= Beginning of Section =

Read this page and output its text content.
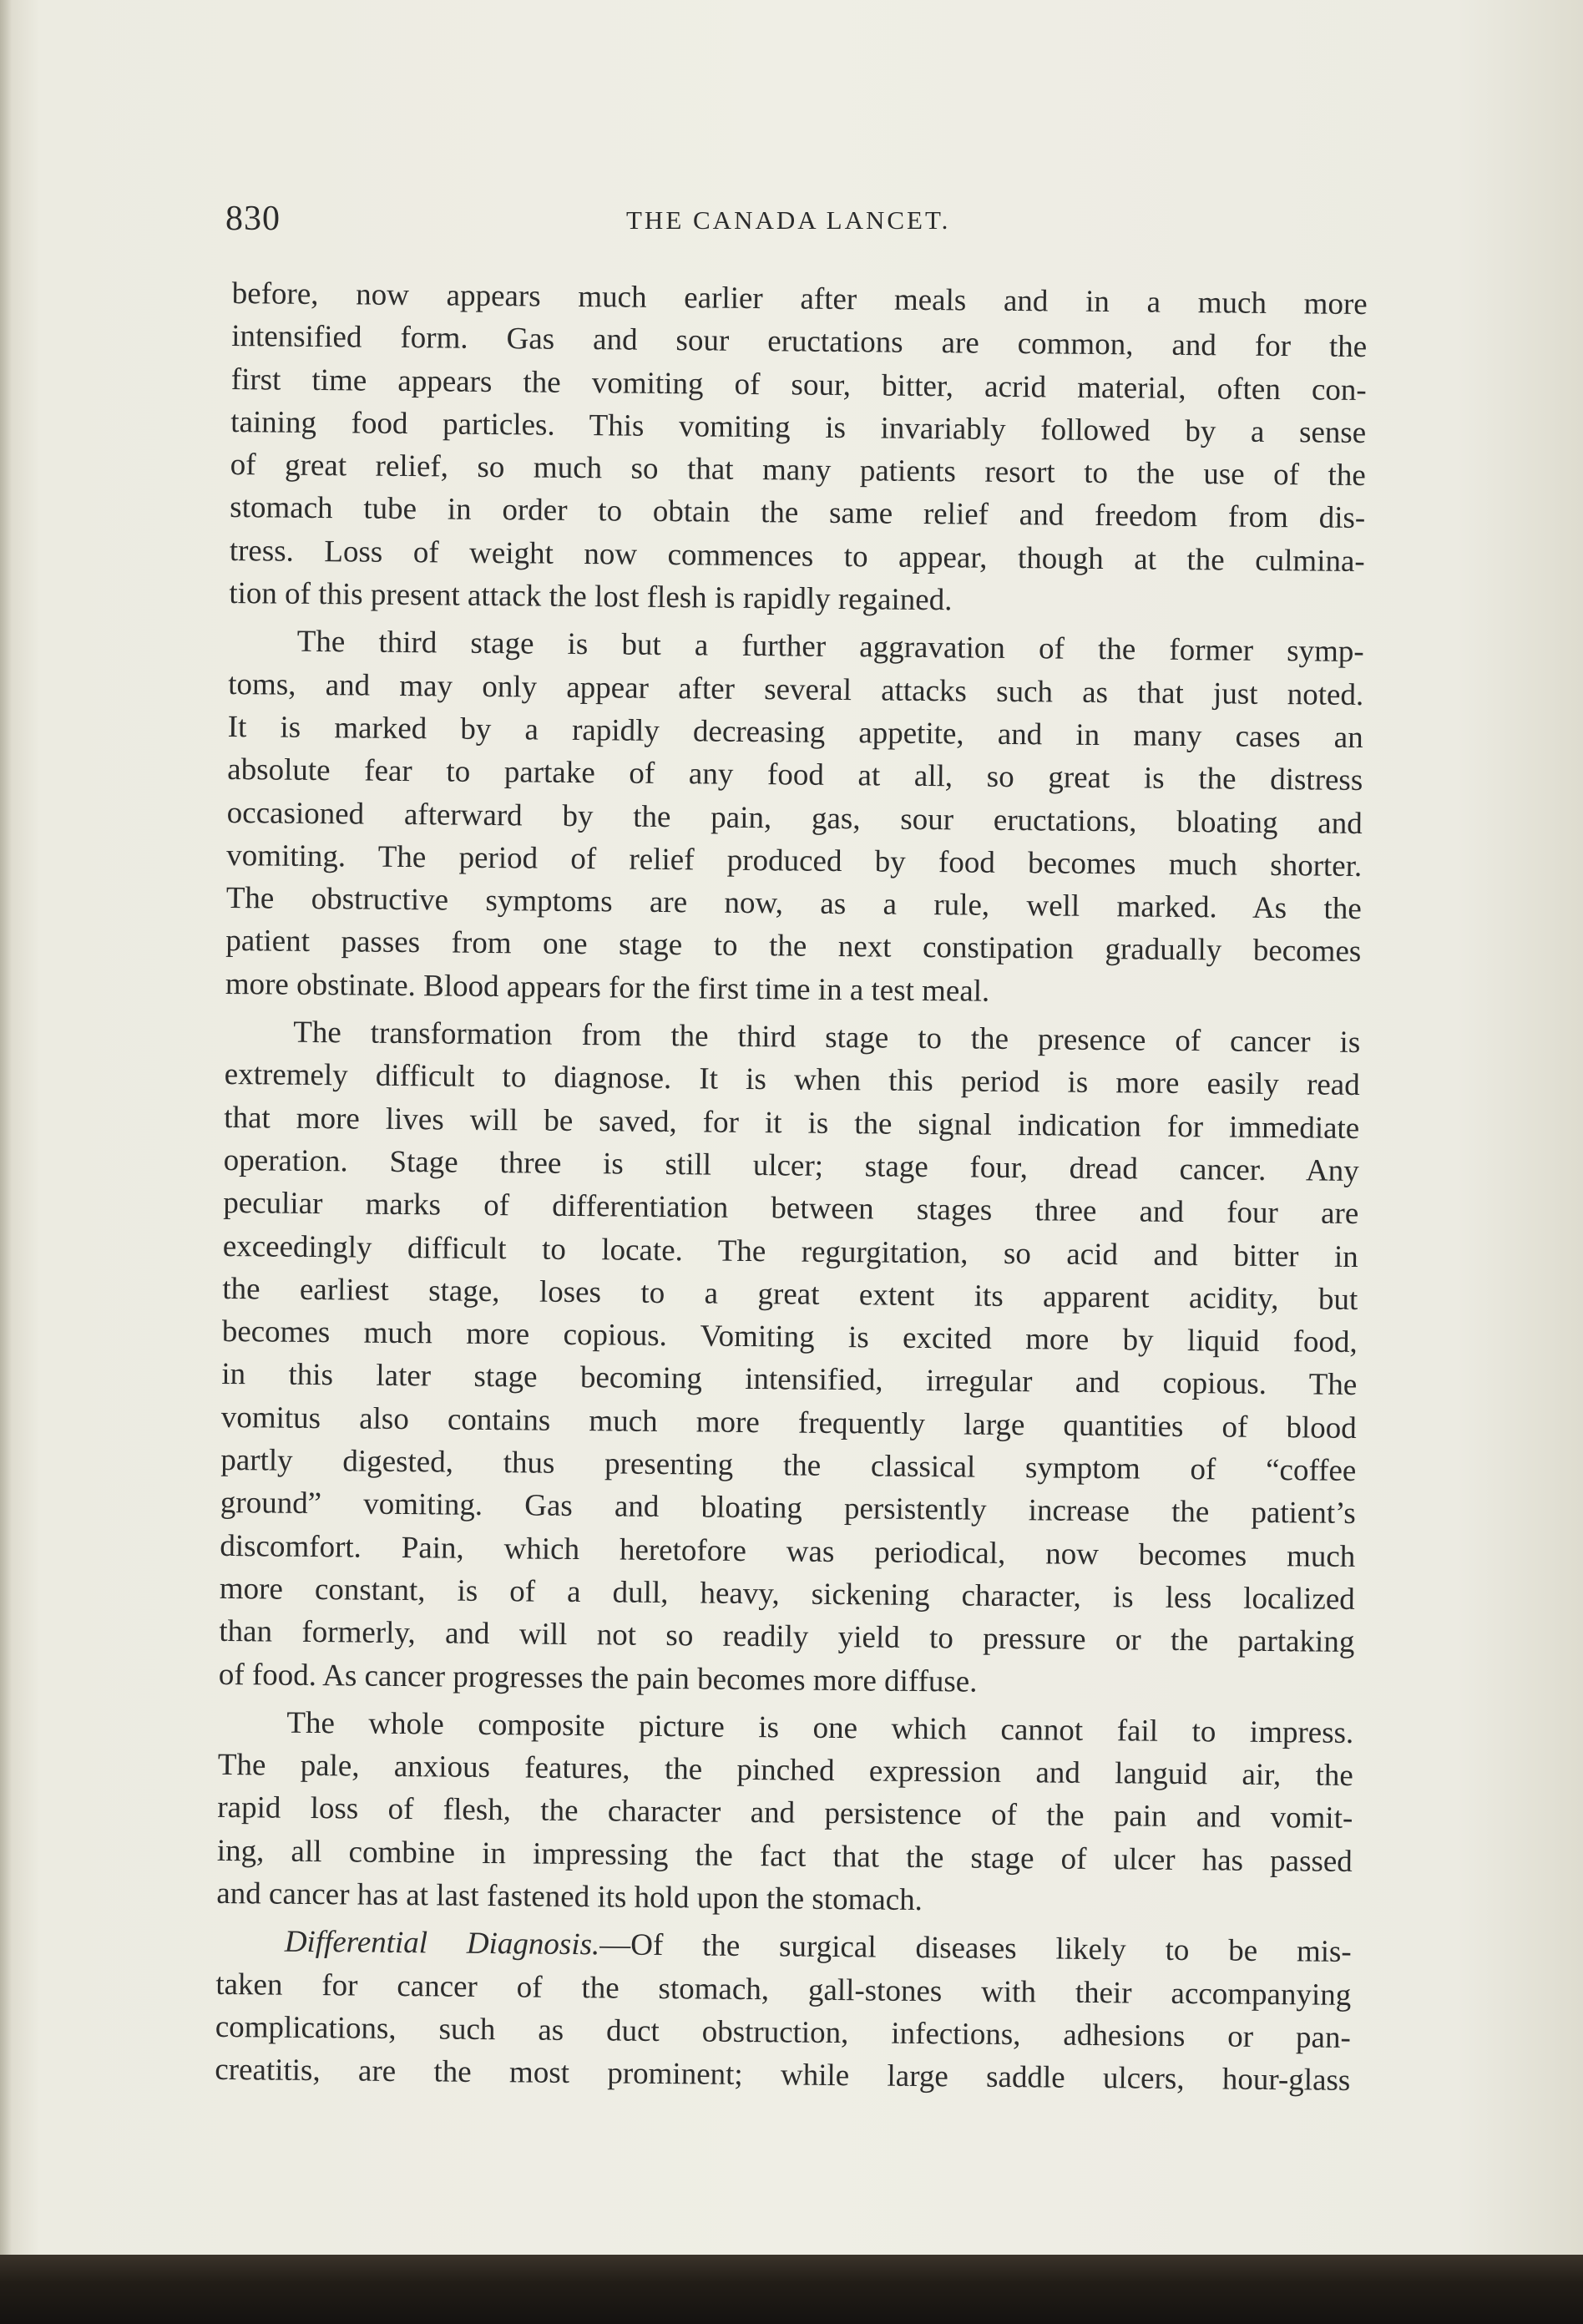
830	THE CANADA LANCET.
before, now appears much earlier after meals and in a much more
intensified form. Gas and sour eructations are common, and for the
first time appears the vomiting of sour, bitter, acrid material, often con-
taining food particles. This vomiting is invariably followed by a sense
of great relief, so much so that many patients resort to the use of the
stomach tube in order to obtain the same relief and freedom from dis-
tress. Loss of weight now commences to appear, though at the culmina-
tion of this present attack the lost flesh is rapidly regained.
The third stage is but a further aggravation of the former symp-
toms, and may only appear after several attacks such as that just noted.
It is marked by a rapidly decreasing appetite, and in many cases an
absolute fear to partake of any food at all, so great is the distress
occasioned afterward by the pain, gas, sour eructations, bloating and
vomiting. The period of relief produced by food becomes much shorter.
The obstructive symptoms are now, as a rule, well marked. As the
patient passes from one stage to the next constipation gradually becomes
more obstinate. Blood appears for the first time in a test meal.
The transformation from the third stage to the presence of cancer is
extremely difficult to diagnose. It is when this period is more easily read
that more lives will be saved, for it is the signal indication for immediate
operation. Stage three is still ulcer; stage four, dread cancer. Any
peculiar marks of differentiation between stages three and four are
exceedingly difficult to locate. The regurgitation, so acid and bitter in
the earliest stage, loses to a great extent its apparent acidity, but
becomes much more copious. Vomiting is excited more by liquid food,
in this later stage becoming intensified, irregular and copious. The
vomitus also contains much more frequently large quantities of blood
partly digested, thus presenting the classical symptom of “coffee
ground” vomiting. Gas and bloating persistently increase the patient’s
discomfort. Pain, which heretofore was periodical, now becomes much
more constant, is of a dull, heavy, sickening character, is less localized
than formerly, and will not so readily yield to pressure or the partaking
of food. As cancer progresses the pain becomes more diffuse.
The whole composite picture is one which cannot fail to impress.
The pale, anxious features, the pinched expression and languid air, the
rapid loss of flesh, the character and persistence of the pain and vomit-
ing, all combine in impressing the fact that the stage of ulcer has passed
and cancer has at last fastened its hold upon the stomach.
Differential Diagnosis.—Of the surgical diseases likely to be mis-
taken for cancer of the stomach, gall-stones with their accompanying
complications, such as duct obstruction, infections, adhesions or pan-
creatitis, are the most prominent; while large saddle ulcers, hour-glass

= End of Section =

What is being asked:
Repeat the data above exactly, images excluded.

Response below:
Read this page and output its text content.
830	THE CANADA LANCET.
before, now appears much earlier after meals and in a much more
intensified form. Gas and sour eructations are common, and for the
first time appears the vomiting of sour, bitter, acrid material, often con-
taining food particles. This vomiting is invariably followed by a sense
of great relief, so much so that many patients resort to the use of the
stomach tube in order to obtain the same relief and freedom from dis-
tress. Loss of weight now commences to appear, though at the culmina-
tion of this present attack the lost flesh is rapidly regained.
The third stage is but a further aggravation of the former symp-
toms, and may only appear after several attacks such as that just noted.
It is marked by a rapidly decreasing appetite, and in many cases an
absolute fear to partake of any food at all, so great is the distress
occasioned afterward by the pain, gas, sour eructations, bloating and
vomiting. The period of relief produced by food becomes much shorter.
The obstructive symptoms are now, as a rule, well marked. As the
patient passes from one stage to the next constipation gradually becomes
more obstinate. Blood appears for the first time in a test meal.
The transformation from the third stage to the presence of cancer is
extremely difficult to diagnose. It is when this period is more easily read
that more lives will be saved, for it is the signal indication for immediate
operation. Stage three is still ulcer; stage four, dread cancer. Any
peculiar marks of differentiation between stages three and four are
exceedingly difficult to locate. The regurgitation, so acid and bitter in
the earliest stage, loses to a great extent its apparent acidity, but
becomes much more copious. Vomiting is excited more by liquid food,
in this later stage becoming intensified, irregular and copious. The
vomitus also contains much more frequently large quantities of blood
partly digested, thus presenting the classical symptom of “coffee
ground” vomiting. Gas and bloating persistently increase the patient’s
discomfort. Pain, which heretofore was periodical, now becomes much
more constant, is of a dull, heavy, sickening character, is less localized
than formerly, and will not so readily yield to pressure or the partaking
of food. As cancer progresses the pain becomes more diffuse.
The whole composite picture is one which cannot fail to impress.
The pale, anxious features, the pinched expression and languid air, the
rapid loss of flesh, the character and persistence of the pain and vomit-
ing, all combine in impressing the fact that the stage of ulcer has passed
and cancer has at last fastened its hold upon the stomach.
Differential Diagnosis.—Of the surgical diseases likely to be mis-
taken for cancer of the stomach, gall-stones with their accompanying
complications, such as duct obstruction, infections, adhesions or pan-
creatitis, are the most prominent; while large saddle ulcers, hour-glass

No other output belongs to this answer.